--- Start of Stored data ---

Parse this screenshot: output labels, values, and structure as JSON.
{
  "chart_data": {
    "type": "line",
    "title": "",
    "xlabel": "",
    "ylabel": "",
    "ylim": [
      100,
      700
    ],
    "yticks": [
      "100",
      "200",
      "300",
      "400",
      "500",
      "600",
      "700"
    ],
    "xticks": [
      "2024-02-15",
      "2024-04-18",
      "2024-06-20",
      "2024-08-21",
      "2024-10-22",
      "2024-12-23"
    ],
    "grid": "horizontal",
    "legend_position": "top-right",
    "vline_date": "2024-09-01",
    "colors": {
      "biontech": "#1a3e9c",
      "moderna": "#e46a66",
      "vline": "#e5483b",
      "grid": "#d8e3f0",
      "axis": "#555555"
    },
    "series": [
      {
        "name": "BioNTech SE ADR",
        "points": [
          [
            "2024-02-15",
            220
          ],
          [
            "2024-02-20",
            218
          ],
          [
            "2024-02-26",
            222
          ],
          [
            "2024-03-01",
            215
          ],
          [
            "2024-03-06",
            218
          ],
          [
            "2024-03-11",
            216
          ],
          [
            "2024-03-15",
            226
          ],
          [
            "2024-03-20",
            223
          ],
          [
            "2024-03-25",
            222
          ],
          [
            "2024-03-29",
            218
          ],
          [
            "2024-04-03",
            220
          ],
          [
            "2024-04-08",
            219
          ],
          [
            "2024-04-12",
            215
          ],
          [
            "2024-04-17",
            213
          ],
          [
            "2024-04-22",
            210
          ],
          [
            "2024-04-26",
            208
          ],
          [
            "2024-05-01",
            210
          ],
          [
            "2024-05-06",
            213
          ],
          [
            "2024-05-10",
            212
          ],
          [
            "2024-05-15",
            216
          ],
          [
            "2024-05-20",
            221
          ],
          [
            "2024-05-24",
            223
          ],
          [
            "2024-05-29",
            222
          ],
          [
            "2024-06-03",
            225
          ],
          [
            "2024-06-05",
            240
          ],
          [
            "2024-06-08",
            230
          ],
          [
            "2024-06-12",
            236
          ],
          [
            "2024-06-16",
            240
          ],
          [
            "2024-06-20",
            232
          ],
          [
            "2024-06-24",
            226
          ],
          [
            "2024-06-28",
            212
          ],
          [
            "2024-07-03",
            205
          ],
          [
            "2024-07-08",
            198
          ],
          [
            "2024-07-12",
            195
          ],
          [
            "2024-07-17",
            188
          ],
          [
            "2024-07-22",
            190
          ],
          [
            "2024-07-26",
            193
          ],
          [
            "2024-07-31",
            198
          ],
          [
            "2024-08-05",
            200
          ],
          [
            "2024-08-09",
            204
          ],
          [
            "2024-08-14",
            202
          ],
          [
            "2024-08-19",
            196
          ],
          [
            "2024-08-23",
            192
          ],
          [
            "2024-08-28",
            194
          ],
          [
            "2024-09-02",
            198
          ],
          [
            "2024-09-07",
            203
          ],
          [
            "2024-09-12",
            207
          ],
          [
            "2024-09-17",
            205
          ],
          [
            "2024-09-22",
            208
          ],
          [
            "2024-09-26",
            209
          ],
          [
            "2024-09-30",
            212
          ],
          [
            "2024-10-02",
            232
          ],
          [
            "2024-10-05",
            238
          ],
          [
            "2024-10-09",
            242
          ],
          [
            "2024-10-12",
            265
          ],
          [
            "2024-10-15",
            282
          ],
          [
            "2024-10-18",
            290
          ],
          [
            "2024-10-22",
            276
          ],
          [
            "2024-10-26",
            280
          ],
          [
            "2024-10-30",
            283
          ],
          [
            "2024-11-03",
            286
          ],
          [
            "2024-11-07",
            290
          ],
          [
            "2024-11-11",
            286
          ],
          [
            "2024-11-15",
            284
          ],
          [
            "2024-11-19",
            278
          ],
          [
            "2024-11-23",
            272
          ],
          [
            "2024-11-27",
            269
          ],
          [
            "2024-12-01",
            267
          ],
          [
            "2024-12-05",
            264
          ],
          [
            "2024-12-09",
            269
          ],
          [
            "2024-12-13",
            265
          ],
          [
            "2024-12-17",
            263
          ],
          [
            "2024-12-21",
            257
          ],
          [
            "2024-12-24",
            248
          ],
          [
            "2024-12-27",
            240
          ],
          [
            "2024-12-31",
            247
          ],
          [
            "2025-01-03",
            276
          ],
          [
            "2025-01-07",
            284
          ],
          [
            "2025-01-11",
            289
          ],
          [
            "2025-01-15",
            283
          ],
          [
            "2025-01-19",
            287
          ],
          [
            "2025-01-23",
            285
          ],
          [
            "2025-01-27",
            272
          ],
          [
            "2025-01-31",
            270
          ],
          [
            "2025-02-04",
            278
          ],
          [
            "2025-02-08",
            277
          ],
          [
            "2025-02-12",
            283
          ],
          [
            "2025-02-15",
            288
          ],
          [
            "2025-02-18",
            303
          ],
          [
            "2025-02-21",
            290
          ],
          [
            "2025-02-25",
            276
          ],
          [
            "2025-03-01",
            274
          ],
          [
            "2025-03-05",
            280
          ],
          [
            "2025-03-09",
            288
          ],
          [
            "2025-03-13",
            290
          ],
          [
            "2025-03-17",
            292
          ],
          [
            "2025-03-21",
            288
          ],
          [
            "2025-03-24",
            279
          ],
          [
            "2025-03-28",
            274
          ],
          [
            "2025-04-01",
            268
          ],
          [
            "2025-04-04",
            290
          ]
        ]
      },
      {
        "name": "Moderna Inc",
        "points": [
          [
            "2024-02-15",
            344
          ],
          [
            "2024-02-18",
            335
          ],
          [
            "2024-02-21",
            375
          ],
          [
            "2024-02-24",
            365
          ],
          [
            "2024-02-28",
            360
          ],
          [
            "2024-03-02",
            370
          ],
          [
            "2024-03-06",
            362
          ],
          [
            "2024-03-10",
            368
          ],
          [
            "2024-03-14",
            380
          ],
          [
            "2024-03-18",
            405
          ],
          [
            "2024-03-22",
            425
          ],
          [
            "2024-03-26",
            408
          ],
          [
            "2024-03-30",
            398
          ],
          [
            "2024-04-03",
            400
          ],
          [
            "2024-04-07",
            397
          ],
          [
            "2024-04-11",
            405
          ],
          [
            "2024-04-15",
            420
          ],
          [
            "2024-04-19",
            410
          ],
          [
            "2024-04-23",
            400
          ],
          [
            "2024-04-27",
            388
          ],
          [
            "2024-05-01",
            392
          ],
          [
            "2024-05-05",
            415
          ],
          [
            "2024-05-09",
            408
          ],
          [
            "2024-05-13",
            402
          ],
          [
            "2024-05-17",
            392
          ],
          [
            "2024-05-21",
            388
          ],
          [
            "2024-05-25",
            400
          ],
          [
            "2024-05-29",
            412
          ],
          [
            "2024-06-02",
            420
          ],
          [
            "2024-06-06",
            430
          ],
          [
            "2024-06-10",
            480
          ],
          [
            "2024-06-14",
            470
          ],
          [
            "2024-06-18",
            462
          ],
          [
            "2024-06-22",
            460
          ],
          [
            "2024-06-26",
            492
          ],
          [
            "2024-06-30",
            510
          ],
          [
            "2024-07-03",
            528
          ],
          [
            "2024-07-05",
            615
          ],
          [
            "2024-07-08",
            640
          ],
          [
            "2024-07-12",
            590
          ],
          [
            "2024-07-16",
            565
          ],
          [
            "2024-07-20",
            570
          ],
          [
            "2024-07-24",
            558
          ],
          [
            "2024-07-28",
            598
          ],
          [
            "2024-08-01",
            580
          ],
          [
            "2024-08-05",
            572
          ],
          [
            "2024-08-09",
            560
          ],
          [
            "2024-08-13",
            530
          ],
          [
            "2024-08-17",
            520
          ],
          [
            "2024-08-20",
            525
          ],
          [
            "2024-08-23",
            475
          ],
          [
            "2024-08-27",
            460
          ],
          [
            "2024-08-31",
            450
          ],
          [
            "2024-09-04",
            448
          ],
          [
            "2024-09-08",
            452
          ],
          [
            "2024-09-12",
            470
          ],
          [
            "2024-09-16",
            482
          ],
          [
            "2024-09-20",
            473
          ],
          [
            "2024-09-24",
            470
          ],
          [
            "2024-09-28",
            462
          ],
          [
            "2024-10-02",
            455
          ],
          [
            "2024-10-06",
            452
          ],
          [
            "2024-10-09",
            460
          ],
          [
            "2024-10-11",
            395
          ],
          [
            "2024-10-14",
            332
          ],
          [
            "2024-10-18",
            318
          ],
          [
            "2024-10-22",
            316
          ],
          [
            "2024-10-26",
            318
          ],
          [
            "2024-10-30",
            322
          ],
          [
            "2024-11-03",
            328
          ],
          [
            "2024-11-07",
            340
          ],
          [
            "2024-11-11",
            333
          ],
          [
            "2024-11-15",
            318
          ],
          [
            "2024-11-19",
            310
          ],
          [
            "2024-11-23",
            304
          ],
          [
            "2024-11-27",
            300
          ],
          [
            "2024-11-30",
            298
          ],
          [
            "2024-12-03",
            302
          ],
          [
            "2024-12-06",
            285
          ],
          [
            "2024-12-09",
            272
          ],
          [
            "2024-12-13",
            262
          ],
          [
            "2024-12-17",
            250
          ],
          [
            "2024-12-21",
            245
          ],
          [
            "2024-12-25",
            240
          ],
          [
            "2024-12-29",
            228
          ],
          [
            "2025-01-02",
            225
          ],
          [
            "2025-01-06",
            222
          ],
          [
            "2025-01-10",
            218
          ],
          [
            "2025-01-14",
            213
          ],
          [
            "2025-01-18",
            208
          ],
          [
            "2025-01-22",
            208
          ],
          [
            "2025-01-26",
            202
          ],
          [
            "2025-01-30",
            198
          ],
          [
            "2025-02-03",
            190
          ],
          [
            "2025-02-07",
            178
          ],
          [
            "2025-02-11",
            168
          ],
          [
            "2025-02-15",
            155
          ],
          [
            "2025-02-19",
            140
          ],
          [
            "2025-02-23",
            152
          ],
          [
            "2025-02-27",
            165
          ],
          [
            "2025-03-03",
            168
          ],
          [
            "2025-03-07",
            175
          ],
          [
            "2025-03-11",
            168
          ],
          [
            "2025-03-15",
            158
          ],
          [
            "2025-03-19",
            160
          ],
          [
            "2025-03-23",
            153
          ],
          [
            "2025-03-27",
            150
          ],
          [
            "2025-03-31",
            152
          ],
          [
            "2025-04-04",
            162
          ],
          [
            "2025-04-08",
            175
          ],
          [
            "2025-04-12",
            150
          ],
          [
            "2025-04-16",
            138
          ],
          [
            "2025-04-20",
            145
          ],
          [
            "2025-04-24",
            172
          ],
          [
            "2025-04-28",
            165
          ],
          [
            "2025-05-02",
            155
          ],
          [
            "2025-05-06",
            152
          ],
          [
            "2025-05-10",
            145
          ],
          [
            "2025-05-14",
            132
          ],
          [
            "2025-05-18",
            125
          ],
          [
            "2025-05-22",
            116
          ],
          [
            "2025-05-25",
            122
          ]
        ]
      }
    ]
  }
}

--- End of Stored data ---

> **The task**:
Search the lines for the word "name" and report how many contain it, by number only.

> **Exercise output**:
2